— START OF Extract —
There aren’t any words in young London artist Hannah Lees’s show at this Peckham gallery. There is, however, a projection of a prissy pink skyline ripped from a perfume advert and an arrangement of stained beanbags which, together with a soundtrack (a sort of remixed hum), creates a dialogue of the senses.

What Lees has also created is a kind of archaeology of used things. The space is curated: you experience the artist’s placement of the works as much as the works themselves. A few walls show streaming dye lines, and brass-cast acorns are placed like trails across the floor. Embedded in plaster tablets that stand like tombstones are the remnants of leaves and street tokens,Coca-Cola packaging and toothpaste cases that read like Egyptian hieroglyphics. Simply translated, this is a reading of Peckham’s debris. 

What Lees describes as an ‘intrinsic use of material that incorporates ethnography and alchemy’ ends up like a collection of human traces; and like her looped video of that perfume advert sky, it’s sickly alluring and a bit filthy at the same time. The show’s title,‘Ever-Old Newness/Ever-New Oldness’, seems perfect for what Lees has created. It’s got an air of nauseating nostalgia formed through an earthy combination of sense provoking objects – and it’s like getting a waft of an ex-lover’s scent.
— END OF Extract —
Given problem: Translate this sentence from the review of Hannah Lees's show into Spanish: "The space is curated: you experience the artist’s placement of the works as much as the works themselves." The lines after this text come from a separate source.
— START OF Dataset records —
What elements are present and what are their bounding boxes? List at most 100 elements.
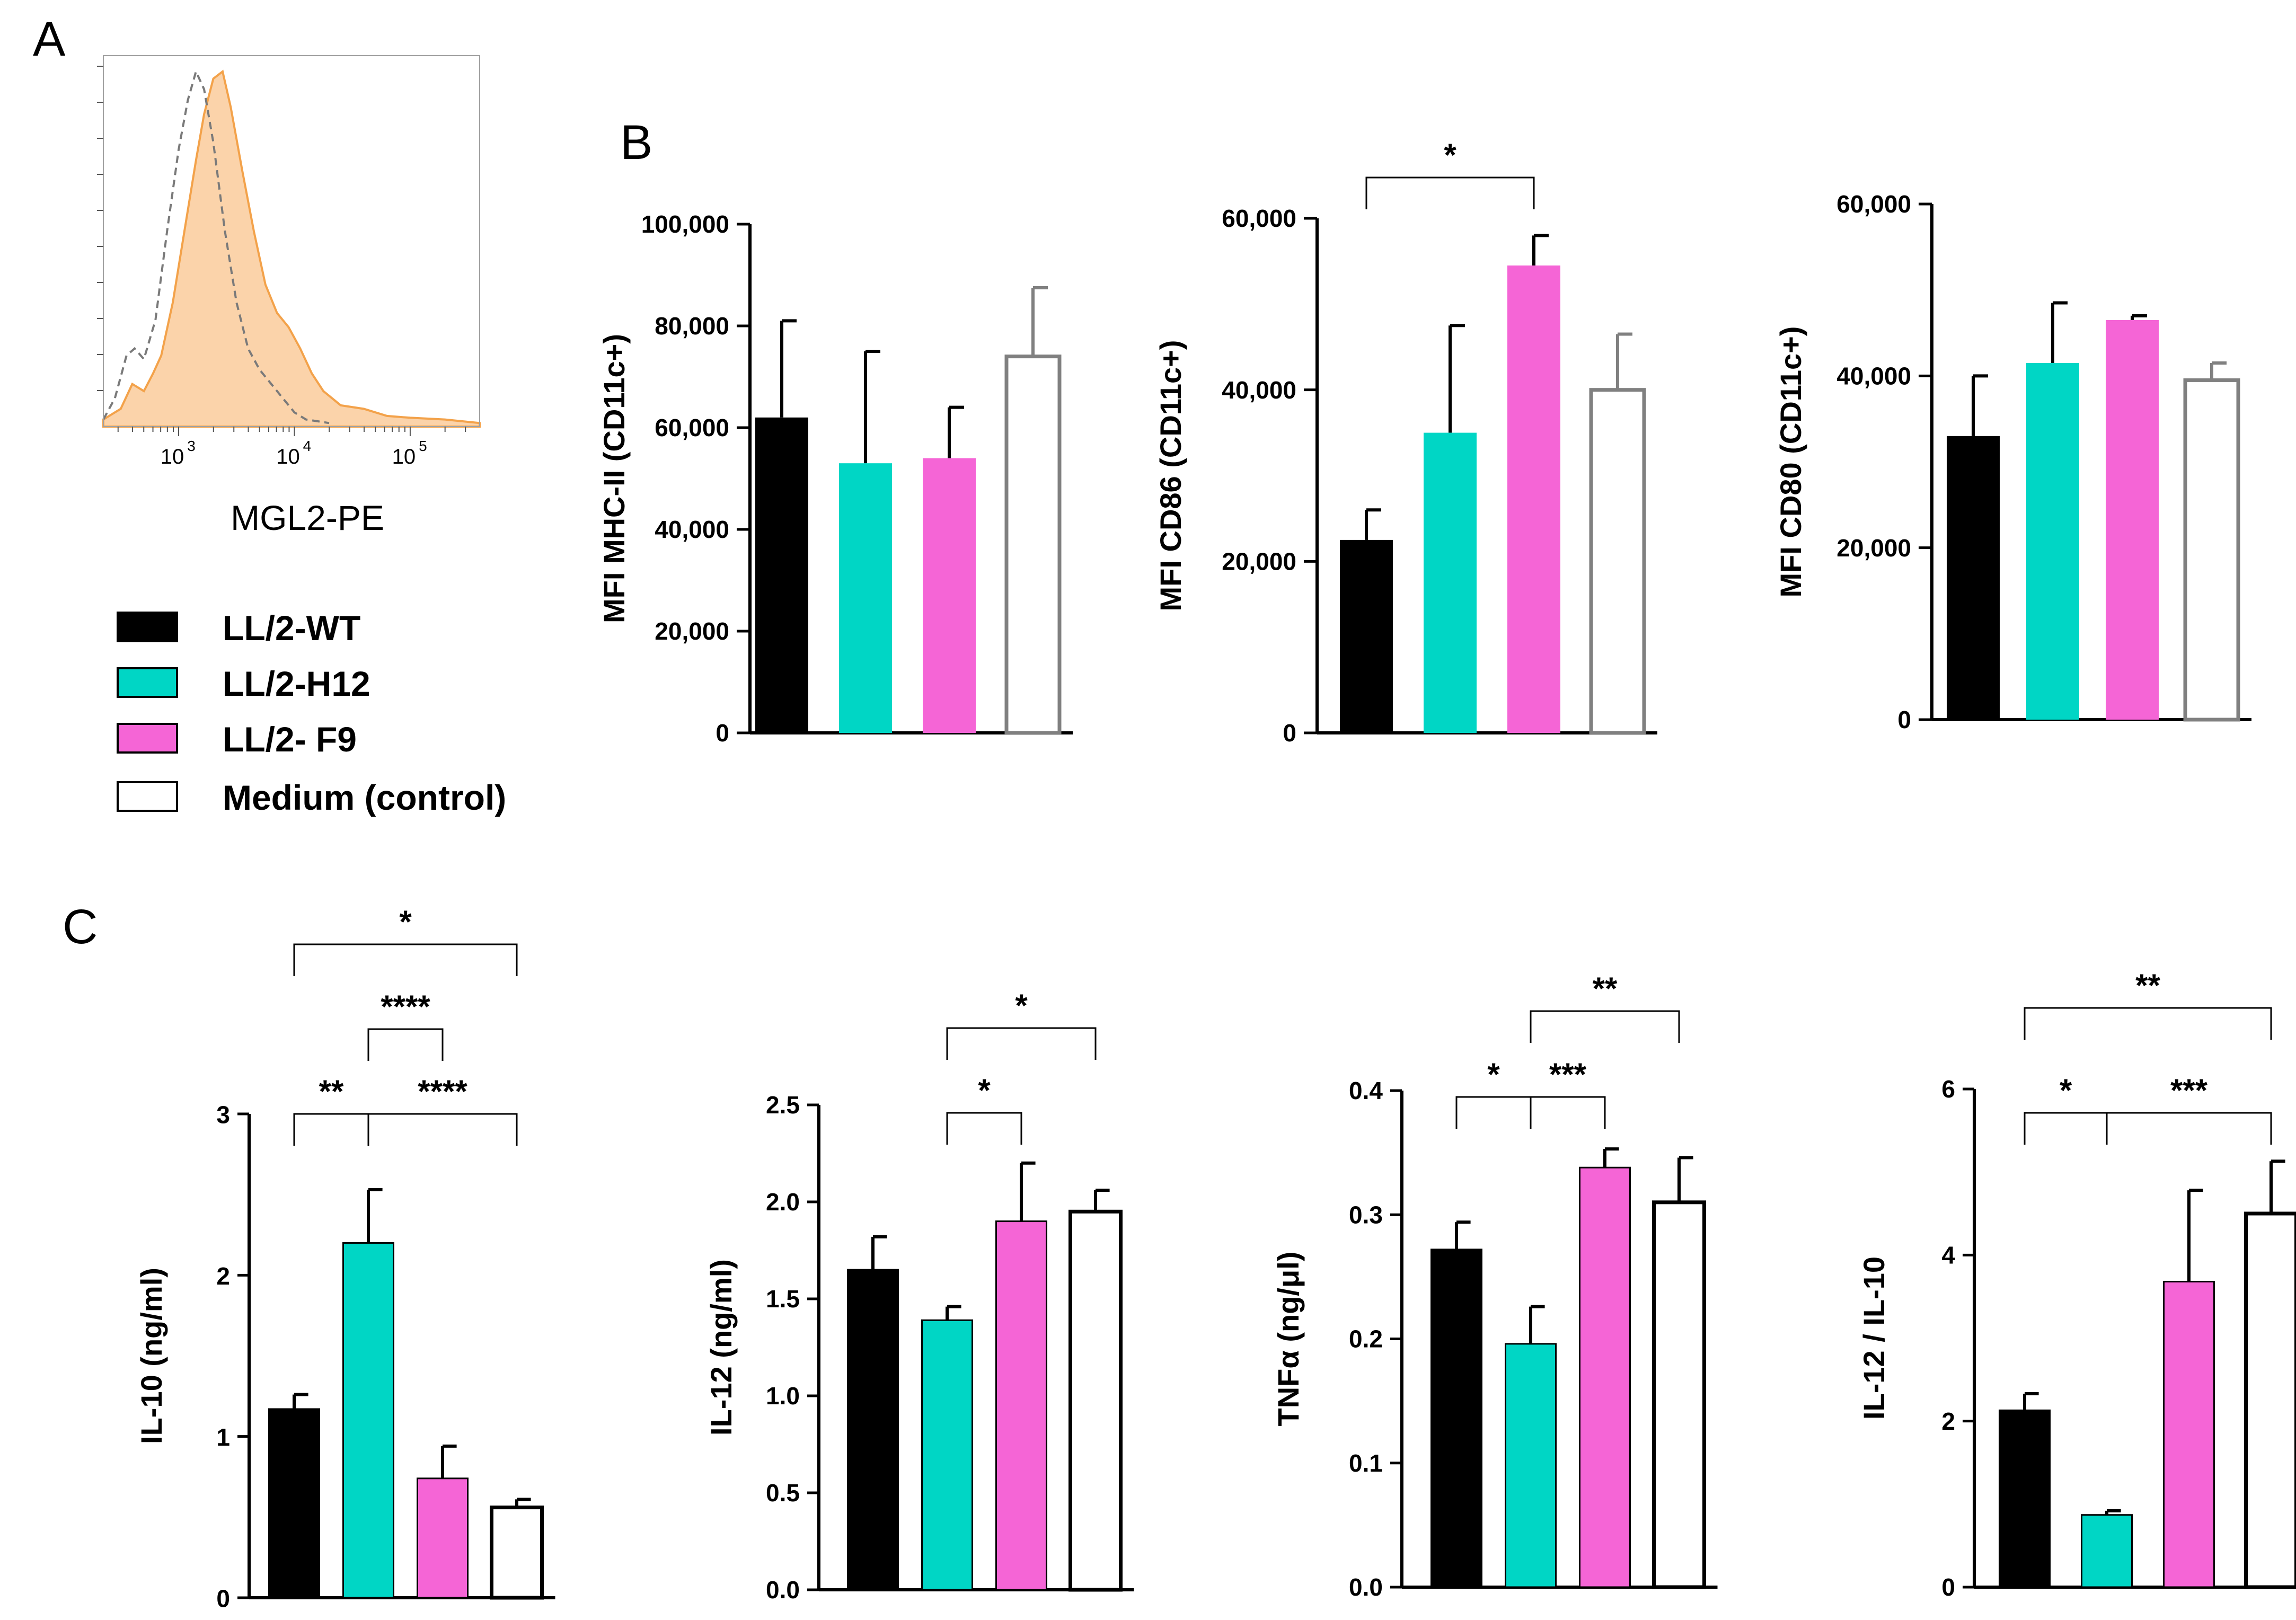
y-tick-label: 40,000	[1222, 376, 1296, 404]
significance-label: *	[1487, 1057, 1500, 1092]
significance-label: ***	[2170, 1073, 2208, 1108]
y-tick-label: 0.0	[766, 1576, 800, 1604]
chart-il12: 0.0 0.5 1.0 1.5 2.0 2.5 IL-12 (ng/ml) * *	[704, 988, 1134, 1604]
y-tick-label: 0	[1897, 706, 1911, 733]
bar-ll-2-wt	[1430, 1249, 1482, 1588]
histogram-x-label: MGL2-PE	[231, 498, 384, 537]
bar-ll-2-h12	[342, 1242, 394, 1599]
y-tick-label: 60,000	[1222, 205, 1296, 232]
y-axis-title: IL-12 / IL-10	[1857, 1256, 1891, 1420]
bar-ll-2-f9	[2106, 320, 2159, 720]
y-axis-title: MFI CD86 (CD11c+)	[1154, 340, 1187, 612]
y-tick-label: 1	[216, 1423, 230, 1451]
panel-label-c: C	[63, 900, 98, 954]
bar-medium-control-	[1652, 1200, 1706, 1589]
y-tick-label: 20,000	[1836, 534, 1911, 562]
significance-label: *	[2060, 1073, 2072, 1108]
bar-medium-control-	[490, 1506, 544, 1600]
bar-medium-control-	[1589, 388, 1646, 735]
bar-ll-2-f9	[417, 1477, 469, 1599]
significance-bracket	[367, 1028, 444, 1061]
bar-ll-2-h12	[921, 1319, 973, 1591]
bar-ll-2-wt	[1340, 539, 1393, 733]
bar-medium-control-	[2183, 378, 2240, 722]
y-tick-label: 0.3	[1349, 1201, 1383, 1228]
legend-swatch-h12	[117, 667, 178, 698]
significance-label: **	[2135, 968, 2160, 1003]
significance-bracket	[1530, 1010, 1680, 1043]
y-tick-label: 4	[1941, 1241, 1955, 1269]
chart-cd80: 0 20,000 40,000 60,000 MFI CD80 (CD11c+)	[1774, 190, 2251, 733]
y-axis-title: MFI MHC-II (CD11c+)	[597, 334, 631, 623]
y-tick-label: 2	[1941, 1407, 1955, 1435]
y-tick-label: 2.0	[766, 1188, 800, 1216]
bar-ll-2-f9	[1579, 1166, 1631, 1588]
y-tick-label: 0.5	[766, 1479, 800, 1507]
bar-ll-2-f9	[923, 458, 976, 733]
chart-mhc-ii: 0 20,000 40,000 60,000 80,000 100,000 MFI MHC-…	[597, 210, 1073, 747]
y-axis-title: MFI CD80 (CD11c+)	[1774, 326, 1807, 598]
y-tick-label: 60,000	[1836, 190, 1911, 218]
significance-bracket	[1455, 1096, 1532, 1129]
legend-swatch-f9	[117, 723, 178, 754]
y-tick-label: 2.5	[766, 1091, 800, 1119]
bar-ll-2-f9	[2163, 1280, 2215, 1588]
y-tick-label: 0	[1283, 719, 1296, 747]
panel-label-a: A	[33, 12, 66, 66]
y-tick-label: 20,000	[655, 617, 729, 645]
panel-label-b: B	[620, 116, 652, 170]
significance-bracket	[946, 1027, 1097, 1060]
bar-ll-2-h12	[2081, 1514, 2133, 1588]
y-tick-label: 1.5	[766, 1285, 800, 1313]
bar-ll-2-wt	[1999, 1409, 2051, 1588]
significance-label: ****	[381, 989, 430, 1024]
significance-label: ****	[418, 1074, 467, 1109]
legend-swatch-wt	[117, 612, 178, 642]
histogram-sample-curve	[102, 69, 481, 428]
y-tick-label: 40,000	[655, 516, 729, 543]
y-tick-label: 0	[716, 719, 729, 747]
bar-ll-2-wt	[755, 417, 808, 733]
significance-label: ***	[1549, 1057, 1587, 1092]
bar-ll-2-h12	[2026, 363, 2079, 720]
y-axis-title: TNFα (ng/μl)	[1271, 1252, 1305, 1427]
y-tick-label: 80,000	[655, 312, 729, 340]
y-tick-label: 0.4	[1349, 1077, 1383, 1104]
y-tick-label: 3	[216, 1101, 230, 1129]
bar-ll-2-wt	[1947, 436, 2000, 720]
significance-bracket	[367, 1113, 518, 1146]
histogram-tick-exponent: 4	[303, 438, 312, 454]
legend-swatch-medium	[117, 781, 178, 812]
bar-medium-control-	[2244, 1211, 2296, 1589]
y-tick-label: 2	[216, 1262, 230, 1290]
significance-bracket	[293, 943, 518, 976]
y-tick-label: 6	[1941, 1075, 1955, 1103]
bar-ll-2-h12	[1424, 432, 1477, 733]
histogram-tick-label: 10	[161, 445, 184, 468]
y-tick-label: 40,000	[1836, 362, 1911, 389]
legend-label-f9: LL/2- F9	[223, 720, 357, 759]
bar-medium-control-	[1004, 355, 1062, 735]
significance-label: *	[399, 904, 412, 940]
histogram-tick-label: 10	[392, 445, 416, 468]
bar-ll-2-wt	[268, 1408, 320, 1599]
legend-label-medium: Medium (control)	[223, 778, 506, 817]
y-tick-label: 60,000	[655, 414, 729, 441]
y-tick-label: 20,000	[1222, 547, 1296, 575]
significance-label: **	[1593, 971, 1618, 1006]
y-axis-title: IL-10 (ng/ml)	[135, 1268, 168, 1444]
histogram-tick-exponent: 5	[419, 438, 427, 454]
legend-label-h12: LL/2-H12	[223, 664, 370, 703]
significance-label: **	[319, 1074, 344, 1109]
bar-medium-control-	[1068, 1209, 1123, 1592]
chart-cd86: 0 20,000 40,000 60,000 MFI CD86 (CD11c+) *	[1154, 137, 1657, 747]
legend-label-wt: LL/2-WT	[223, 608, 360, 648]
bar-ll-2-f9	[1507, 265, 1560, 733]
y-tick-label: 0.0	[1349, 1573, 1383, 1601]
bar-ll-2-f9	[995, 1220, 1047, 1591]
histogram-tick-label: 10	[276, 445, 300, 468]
— END OF Dataset records —
Output: El espacio está comisariado: uno experimenta la disposición de las obras por parte de la artista tanto como las obras mismas.